**TASK OBJECTIVE**
Below are the records. List every line holding the word "分钟完成".

**DATA**
— START —

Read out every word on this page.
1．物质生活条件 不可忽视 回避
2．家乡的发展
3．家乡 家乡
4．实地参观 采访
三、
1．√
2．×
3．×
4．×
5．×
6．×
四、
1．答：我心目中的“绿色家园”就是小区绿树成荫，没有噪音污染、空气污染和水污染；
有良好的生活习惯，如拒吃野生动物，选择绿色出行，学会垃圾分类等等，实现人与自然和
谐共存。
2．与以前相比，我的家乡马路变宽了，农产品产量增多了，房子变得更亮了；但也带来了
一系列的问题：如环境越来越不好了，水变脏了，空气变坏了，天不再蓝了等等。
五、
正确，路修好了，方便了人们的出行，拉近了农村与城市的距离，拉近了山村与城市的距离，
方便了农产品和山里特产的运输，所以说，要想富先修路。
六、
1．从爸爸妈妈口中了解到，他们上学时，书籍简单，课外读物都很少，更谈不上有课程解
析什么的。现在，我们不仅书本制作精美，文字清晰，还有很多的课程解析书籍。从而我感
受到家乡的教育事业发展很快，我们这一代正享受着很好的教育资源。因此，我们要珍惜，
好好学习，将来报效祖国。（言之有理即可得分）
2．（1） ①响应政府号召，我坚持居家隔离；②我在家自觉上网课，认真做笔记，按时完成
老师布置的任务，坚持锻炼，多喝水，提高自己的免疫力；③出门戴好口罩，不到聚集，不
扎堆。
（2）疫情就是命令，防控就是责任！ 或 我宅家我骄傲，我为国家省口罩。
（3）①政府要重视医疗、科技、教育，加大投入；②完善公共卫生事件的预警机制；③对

— END —
— START —

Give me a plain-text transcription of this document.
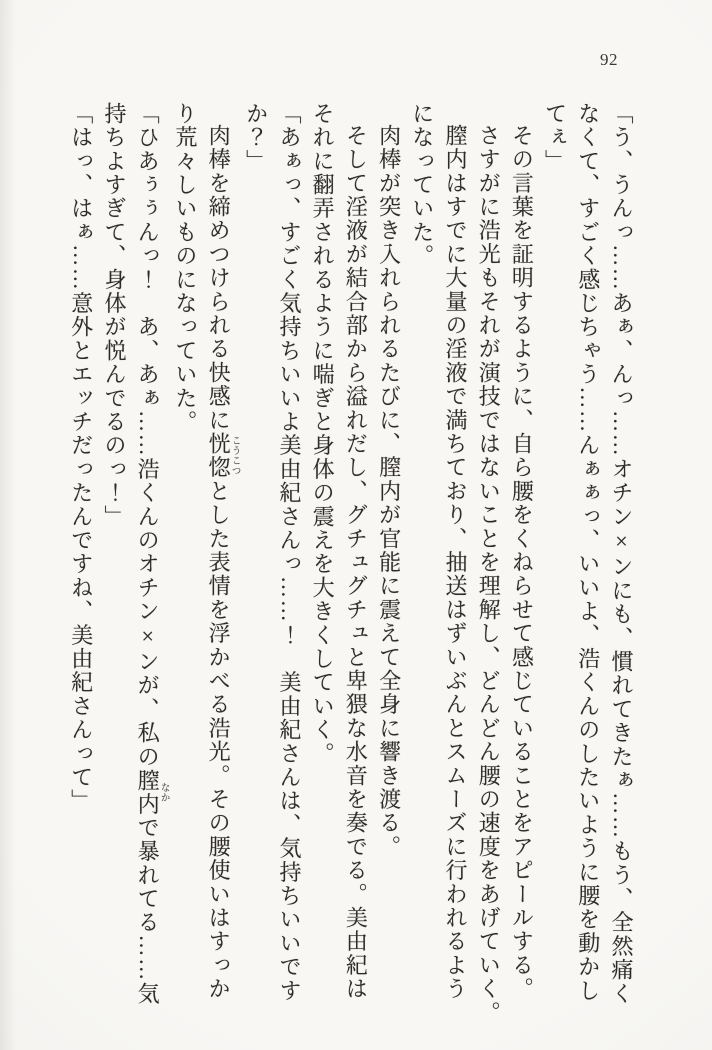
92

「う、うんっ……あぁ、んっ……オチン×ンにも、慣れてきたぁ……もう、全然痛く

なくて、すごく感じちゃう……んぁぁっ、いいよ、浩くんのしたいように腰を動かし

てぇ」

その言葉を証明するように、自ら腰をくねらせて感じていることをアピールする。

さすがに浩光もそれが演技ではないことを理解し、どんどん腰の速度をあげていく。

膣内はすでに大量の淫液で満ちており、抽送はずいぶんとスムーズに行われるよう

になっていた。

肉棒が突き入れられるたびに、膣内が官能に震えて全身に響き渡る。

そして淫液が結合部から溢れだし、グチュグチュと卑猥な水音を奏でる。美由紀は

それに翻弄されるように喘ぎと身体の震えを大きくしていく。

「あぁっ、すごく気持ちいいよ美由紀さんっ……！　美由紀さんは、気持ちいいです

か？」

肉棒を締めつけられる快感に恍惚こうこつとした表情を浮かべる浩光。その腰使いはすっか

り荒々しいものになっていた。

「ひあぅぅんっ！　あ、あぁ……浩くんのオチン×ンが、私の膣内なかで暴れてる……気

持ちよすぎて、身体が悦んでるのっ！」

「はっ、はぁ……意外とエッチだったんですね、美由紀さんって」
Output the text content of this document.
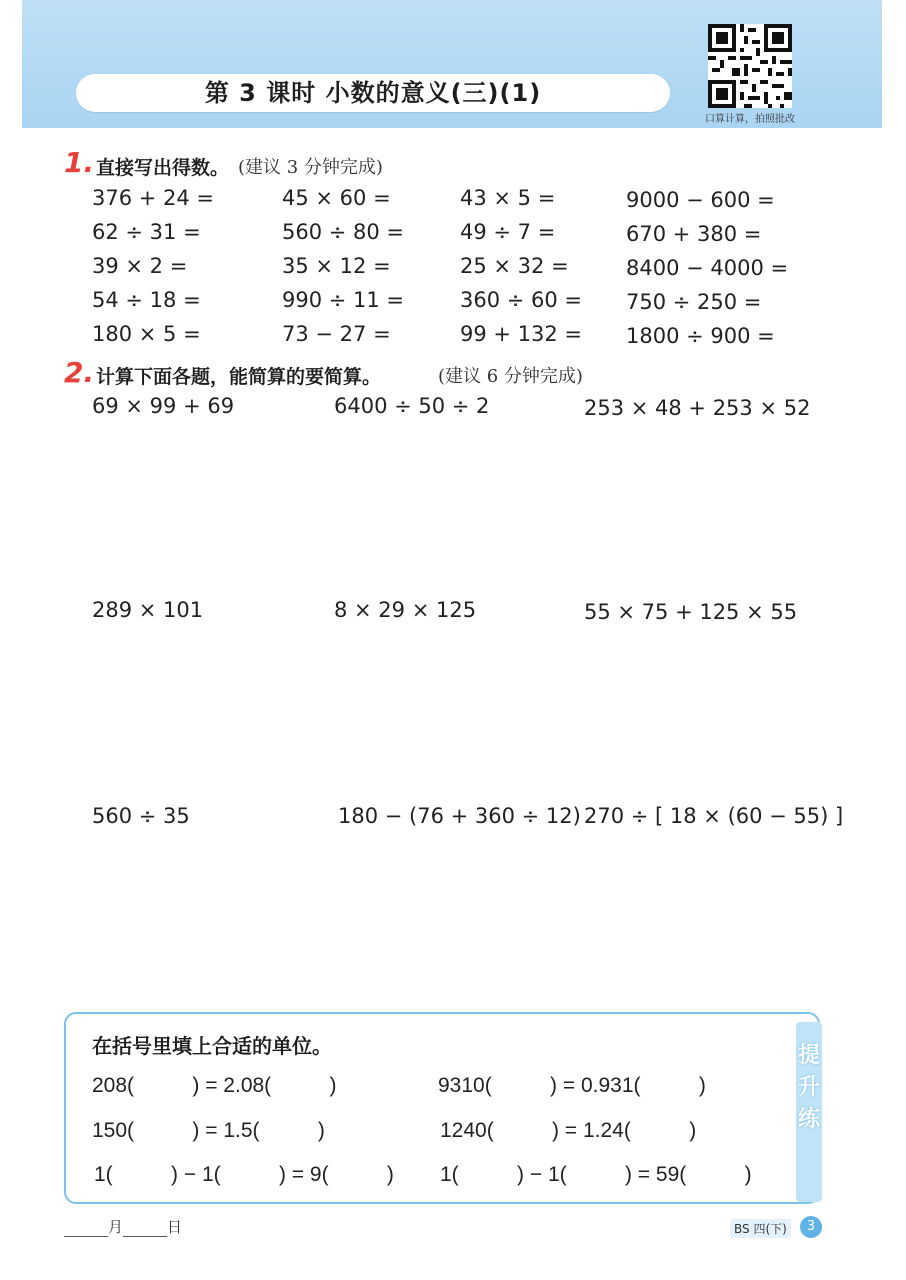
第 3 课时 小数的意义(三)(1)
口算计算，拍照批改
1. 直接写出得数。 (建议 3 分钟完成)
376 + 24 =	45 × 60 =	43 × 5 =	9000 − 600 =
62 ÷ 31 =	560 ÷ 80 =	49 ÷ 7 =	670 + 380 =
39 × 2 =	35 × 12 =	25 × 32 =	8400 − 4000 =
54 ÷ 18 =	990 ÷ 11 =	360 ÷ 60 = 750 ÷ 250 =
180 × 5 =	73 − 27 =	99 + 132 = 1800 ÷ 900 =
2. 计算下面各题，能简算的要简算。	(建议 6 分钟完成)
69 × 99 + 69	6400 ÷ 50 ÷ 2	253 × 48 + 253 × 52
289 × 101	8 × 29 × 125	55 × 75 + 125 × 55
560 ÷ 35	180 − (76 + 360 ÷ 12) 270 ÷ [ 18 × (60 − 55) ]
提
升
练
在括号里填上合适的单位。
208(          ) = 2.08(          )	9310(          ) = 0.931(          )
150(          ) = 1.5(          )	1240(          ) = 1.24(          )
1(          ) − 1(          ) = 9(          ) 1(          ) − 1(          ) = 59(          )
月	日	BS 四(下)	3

— END —

**ANSWER IN FULL**
1. 直接写出得数。 (建议 3 分钟完成)
2. 计算下面各题，能简算的要简算。	(建议 6 分钟完成)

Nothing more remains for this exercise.